Task to complete
Among the following entries, count the lines that contain "Denní" and report only the result.

Supplied records
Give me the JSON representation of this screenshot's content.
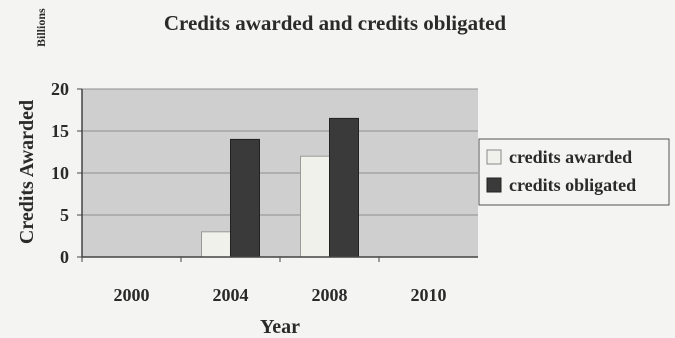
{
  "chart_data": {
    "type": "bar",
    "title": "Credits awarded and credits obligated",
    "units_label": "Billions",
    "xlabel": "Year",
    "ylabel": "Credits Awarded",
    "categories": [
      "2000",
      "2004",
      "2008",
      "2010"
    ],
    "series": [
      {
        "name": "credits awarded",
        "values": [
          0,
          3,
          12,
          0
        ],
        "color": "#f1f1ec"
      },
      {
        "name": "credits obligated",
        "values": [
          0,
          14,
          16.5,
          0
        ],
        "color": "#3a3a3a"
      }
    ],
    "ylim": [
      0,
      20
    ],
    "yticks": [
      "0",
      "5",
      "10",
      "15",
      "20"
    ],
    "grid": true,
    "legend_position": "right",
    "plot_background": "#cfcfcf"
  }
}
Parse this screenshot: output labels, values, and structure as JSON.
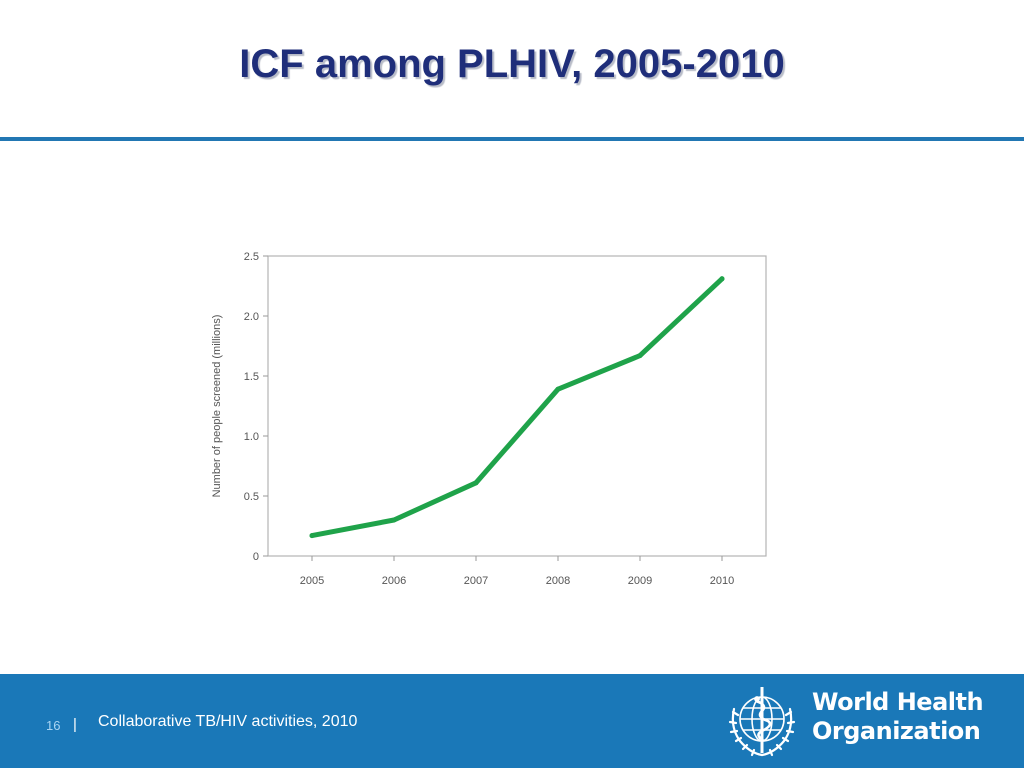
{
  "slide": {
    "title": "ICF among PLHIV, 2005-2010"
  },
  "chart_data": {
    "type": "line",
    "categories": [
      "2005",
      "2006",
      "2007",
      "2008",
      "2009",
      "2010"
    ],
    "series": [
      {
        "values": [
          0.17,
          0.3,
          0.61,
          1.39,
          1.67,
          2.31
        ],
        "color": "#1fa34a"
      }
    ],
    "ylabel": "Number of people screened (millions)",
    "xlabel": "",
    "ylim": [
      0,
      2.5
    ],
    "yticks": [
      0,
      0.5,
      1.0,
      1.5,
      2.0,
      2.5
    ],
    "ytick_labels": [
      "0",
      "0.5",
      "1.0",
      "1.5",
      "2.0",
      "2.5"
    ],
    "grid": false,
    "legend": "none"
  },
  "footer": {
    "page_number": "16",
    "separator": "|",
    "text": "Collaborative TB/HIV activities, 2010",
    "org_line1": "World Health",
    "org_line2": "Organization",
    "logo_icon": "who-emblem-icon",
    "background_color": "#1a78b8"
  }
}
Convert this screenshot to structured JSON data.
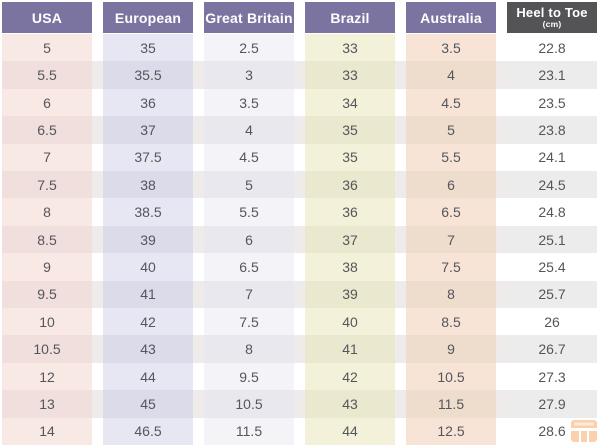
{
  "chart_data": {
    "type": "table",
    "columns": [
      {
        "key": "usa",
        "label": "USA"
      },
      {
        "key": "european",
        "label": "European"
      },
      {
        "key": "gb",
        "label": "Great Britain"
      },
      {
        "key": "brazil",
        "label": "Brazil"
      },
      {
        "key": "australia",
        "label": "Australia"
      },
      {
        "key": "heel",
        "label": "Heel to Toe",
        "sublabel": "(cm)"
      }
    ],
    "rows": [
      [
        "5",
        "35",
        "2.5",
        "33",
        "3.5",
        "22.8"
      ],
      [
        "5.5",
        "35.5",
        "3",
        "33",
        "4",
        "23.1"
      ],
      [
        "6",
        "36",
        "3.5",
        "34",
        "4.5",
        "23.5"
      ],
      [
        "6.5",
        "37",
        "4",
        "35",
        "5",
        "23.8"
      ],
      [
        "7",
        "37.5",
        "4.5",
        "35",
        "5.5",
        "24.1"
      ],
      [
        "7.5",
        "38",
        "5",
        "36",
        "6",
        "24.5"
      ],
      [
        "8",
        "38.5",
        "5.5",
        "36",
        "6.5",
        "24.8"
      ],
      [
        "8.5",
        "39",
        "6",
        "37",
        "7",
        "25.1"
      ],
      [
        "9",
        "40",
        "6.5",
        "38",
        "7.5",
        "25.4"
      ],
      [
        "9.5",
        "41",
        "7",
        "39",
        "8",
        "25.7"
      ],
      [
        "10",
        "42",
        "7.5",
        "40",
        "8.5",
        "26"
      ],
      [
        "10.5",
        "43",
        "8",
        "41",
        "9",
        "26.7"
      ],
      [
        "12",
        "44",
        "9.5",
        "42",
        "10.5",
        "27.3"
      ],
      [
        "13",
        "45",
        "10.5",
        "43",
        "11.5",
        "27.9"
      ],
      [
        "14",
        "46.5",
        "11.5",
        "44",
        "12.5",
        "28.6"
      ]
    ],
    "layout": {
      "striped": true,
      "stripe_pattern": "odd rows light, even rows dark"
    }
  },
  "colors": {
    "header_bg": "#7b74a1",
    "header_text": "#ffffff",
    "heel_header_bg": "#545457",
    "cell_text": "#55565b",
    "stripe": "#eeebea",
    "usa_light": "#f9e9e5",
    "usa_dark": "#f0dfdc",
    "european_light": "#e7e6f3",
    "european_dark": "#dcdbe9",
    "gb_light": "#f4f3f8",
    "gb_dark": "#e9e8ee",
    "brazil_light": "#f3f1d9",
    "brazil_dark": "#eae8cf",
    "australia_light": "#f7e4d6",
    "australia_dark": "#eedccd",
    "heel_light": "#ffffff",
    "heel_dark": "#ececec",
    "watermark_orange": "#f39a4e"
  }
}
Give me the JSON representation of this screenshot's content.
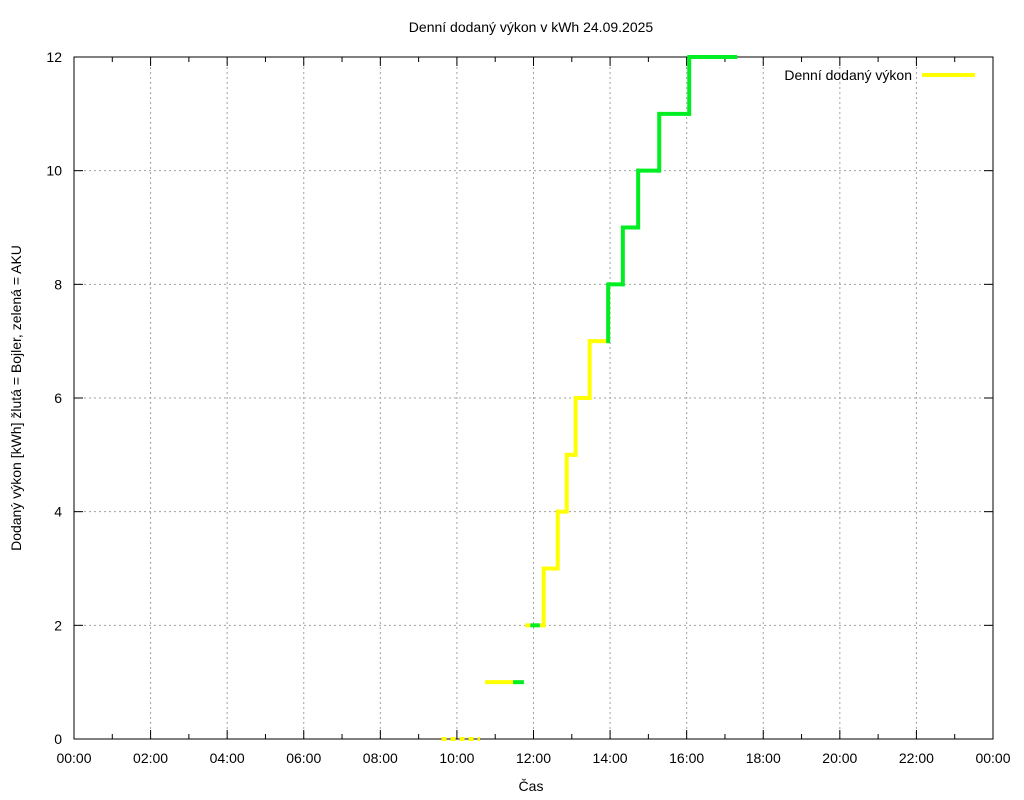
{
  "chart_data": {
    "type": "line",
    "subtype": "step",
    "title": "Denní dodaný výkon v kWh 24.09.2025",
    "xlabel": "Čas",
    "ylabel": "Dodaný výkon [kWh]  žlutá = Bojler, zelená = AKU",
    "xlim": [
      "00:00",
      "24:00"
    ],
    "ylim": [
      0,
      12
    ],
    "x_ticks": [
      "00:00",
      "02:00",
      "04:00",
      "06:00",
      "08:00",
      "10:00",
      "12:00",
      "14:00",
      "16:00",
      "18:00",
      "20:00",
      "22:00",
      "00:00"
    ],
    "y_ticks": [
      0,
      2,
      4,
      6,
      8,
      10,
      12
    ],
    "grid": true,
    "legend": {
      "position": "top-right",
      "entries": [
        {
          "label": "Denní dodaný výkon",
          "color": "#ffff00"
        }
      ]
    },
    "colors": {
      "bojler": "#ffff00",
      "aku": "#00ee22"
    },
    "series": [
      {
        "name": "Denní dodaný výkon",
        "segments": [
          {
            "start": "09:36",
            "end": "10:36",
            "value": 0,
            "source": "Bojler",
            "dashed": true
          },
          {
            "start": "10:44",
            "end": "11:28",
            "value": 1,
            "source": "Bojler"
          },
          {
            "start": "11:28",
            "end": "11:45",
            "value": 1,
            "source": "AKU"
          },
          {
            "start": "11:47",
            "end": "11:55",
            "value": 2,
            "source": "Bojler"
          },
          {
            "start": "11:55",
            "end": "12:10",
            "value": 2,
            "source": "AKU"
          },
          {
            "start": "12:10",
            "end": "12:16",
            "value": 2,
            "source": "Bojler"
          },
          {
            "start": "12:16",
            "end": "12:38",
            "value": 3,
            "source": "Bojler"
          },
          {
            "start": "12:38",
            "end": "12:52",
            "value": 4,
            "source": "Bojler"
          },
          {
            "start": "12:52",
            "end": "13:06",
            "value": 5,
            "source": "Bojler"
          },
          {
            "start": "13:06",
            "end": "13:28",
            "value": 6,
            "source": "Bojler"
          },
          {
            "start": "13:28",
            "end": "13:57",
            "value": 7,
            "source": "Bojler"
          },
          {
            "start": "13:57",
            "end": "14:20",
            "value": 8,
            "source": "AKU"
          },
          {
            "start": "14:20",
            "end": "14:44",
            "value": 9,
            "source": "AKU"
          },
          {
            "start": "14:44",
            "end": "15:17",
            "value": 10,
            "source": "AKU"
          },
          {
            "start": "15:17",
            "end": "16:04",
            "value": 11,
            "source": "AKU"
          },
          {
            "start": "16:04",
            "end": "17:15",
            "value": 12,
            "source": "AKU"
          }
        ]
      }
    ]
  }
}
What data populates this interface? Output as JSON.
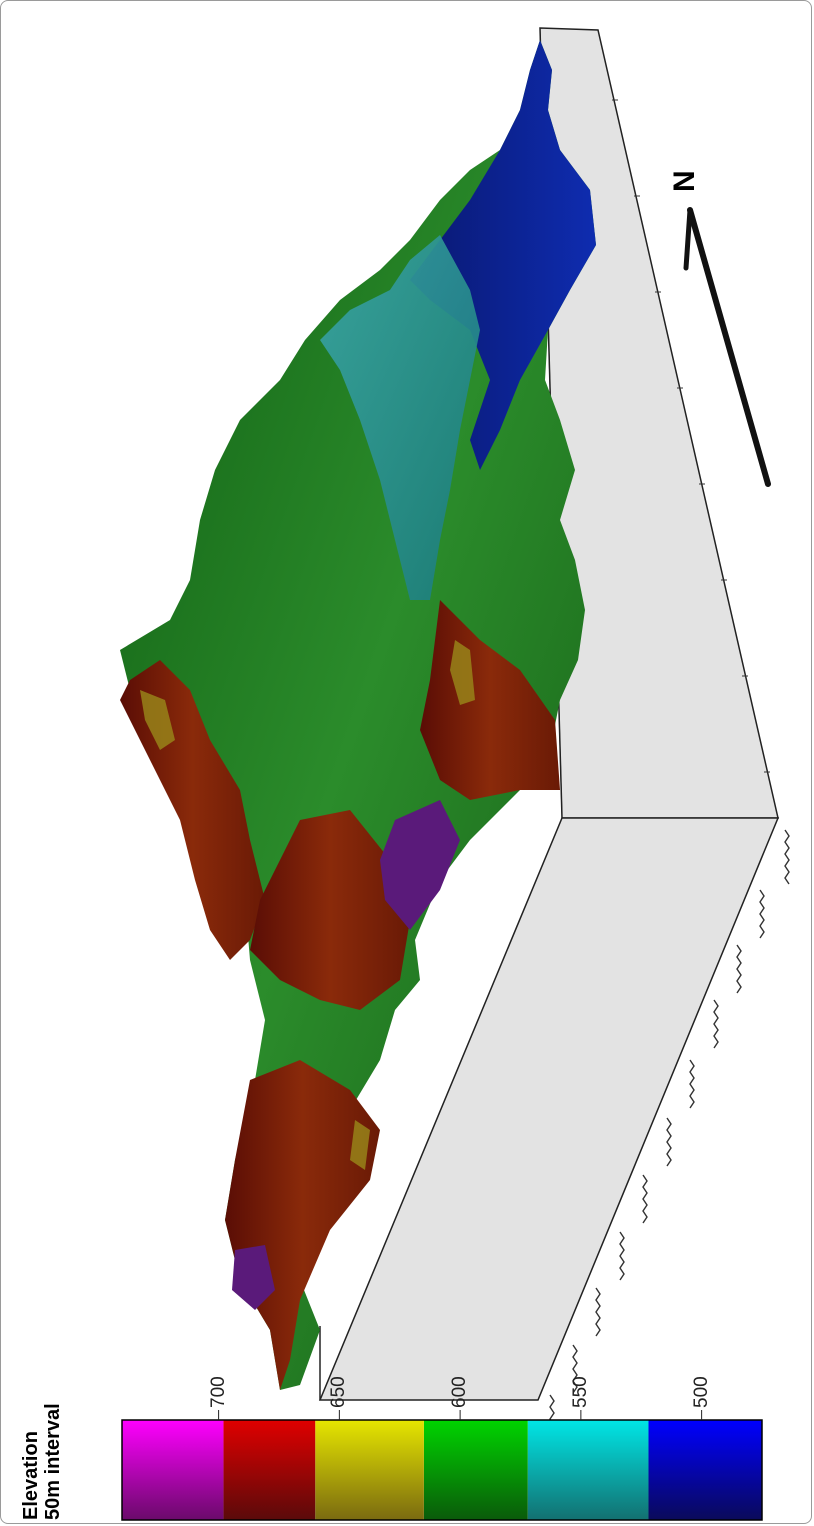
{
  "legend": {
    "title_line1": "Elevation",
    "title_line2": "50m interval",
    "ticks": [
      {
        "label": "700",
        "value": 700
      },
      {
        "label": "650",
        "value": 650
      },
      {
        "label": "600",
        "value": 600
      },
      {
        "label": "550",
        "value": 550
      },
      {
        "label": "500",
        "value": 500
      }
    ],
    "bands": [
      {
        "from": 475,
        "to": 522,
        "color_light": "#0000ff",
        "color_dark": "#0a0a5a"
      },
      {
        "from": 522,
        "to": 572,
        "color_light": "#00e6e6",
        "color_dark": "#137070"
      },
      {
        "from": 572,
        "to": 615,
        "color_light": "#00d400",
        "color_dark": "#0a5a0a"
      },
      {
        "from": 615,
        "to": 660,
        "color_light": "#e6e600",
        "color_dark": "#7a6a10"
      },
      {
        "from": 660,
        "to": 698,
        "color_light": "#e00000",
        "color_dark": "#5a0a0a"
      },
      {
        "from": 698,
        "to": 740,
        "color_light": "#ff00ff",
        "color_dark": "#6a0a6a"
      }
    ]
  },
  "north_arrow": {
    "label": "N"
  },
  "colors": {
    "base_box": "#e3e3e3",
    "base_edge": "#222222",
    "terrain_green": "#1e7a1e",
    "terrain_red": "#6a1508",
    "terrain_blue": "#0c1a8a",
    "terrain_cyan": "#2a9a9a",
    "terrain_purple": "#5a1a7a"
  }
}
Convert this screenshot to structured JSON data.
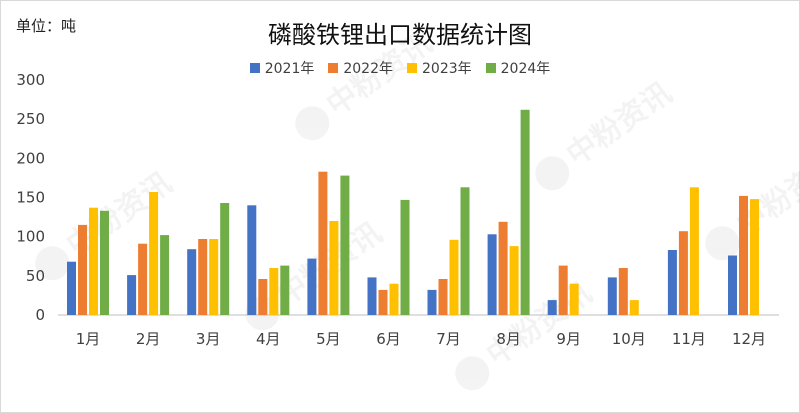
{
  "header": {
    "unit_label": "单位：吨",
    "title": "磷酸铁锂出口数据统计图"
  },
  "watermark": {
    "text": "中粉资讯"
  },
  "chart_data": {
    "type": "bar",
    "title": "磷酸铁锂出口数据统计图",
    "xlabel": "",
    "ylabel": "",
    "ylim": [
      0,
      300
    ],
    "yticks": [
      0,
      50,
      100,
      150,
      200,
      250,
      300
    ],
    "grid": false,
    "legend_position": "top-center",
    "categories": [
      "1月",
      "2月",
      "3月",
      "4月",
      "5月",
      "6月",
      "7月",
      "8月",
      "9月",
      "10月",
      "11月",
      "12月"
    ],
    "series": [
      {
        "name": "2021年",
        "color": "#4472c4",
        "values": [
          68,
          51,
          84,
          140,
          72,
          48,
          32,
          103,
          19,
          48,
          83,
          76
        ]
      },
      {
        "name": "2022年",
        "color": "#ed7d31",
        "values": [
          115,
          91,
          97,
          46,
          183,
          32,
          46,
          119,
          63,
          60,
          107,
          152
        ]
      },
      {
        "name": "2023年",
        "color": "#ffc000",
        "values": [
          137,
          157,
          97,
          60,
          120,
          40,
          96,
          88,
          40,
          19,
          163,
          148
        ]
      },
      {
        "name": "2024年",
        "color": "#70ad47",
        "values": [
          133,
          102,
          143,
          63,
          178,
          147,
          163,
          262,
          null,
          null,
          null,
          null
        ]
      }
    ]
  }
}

Result of the exercise
3